[Start of MATERIALS PROVIDED]
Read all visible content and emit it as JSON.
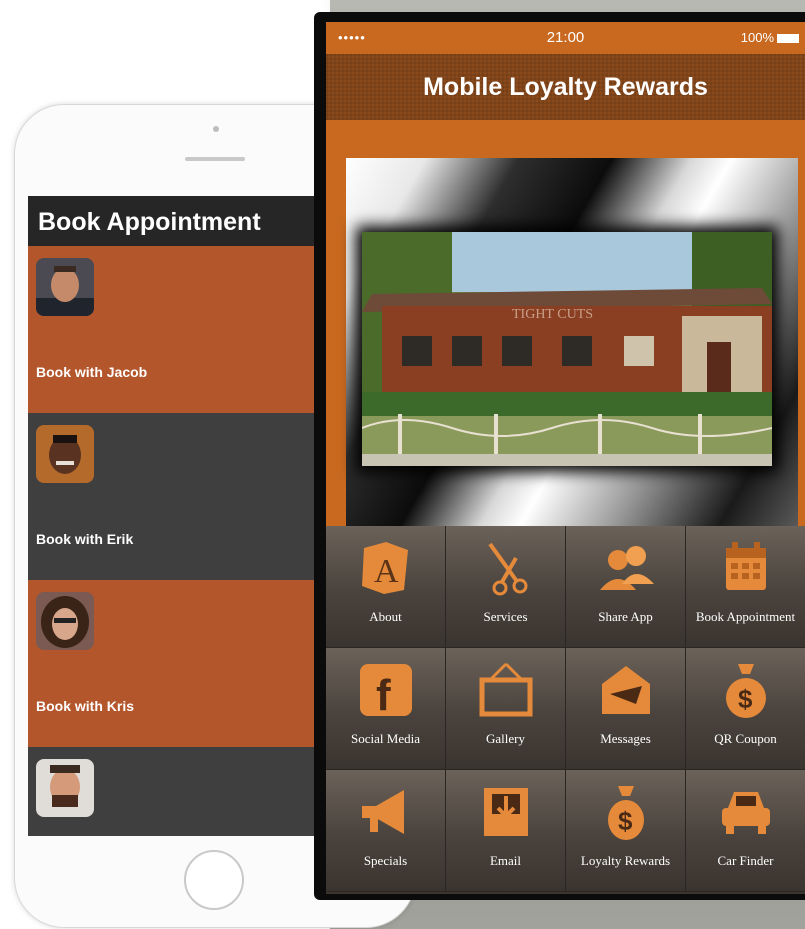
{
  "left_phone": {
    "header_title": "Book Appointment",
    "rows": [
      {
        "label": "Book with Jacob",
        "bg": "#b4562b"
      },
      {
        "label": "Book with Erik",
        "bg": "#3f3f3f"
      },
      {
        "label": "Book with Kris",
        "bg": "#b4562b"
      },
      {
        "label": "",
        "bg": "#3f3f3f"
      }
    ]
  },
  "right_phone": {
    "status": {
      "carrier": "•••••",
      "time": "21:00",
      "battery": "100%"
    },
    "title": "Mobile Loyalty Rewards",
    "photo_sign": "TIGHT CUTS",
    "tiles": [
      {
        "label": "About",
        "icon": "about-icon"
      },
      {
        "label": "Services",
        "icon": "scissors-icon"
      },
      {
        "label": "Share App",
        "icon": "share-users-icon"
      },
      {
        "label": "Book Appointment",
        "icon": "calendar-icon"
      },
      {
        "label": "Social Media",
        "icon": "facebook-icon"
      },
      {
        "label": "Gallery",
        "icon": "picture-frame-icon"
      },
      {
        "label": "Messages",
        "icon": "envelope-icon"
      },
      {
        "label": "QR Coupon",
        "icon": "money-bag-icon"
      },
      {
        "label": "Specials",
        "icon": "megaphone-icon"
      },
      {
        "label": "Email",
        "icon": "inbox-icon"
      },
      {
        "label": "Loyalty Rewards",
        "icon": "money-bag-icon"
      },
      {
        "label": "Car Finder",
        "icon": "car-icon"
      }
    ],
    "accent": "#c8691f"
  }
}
[End of MATERIALS PROVIDED]
[Start of MATERIALS PROVIDED]
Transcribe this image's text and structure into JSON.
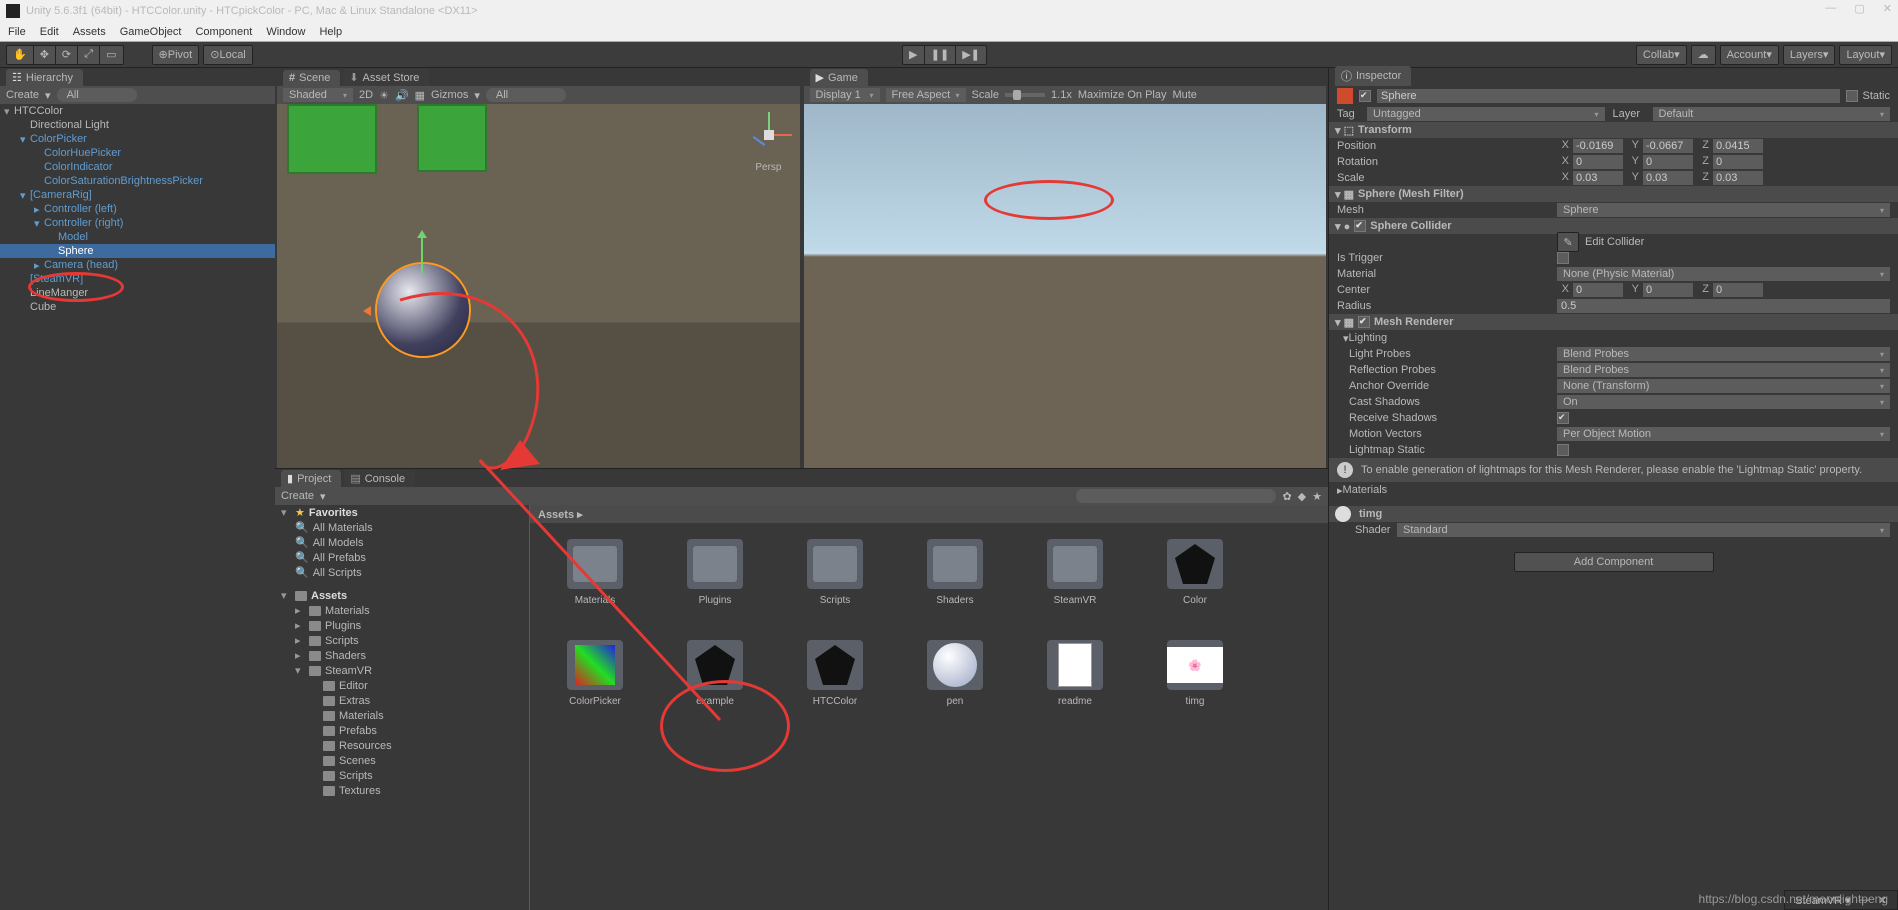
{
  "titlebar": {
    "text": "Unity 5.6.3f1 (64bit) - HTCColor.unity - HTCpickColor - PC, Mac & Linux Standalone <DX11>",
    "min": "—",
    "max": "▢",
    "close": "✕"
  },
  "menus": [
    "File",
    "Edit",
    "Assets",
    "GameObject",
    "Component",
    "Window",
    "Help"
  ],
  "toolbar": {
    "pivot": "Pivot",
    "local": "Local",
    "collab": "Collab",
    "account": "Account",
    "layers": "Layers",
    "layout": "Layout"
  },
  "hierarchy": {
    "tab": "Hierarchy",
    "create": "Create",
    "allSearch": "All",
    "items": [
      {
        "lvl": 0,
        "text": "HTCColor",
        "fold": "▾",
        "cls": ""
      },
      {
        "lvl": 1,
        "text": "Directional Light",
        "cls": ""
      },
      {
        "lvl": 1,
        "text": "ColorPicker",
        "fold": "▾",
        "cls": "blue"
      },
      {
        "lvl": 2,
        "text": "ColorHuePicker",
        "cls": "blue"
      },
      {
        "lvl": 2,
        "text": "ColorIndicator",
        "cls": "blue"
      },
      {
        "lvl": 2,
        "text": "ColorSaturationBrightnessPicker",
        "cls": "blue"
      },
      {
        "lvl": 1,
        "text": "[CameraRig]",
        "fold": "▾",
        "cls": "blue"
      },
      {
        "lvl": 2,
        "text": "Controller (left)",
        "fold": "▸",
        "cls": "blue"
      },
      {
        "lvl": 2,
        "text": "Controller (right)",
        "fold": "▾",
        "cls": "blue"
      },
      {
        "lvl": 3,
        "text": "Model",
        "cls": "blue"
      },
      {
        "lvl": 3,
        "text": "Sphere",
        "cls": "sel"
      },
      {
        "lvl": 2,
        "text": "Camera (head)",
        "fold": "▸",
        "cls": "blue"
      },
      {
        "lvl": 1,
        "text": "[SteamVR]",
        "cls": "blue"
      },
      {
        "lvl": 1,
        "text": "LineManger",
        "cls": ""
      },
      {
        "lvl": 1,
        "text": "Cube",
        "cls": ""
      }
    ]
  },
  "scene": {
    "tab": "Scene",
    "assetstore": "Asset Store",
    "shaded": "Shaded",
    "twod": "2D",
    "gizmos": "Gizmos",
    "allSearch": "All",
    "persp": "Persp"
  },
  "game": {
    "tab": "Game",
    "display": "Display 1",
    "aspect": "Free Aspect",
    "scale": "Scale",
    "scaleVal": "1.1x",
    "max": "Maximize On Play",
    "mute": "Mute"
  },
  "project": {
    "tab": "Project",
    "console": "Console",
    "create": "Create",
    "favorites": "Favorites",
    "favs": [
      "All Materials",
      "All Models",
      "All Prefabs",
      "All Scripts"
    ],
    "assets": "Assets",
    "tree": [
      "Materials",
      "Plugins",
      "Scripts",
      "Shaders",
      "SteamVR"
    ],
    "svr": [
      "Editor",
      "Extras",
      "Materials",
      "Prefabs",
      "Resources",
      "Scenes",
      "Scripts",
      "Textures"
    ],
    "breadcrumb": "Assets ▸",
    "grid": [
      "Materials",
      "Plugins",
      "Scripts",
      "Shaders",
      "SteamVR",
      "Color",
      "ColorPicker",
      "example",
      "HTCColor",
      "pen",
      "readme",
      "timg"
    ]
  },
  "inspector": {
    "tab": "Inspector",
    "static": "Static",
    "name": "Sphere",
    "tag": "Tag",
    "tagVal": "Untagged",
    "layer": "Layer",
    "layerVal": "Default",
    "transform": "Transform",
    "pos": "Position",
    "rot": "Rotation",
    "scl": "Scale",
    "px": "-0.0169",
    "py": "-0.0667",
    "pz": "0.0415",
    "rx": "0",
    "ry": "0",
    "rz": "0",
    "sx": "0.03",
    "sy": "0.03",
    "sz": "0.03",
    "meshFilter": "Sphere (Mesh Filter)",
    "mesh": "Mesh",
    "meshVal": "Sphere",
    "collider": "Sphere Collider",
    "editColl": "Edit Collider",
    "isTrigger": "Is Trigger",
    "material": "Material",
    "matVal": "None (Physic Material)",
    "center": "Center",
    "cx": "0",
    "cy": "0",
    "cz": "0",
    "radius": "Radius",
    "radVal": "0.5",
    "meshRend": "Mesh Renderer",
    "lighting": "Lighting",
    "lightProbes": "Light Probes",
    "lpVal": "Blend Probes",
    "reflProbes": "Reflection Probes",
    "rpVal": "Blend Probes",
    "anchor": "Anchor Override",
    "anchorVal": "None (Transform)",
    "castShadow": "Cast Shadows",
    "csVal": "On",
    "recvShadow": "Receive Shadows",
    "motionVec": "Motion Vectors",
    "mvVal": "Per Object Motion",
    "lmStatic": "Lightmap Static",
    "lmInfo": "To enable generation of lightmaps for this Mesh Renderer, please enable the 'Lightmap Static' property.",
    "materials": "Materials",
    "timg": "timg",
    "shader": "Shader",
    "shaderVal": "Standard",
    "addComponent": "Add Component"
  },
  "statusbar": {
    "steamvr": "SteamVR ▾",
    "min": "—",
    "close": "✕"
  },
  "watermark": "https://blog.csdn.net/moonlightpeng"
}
[End of MATERIALS PROVIDED]
**EXERCISE BRIEF:**
Search the data for "Controller" and list every line in which it occurs.

**THE ANSWER:**
        "text": "Controller (left)",
        "text": "Controller (right)",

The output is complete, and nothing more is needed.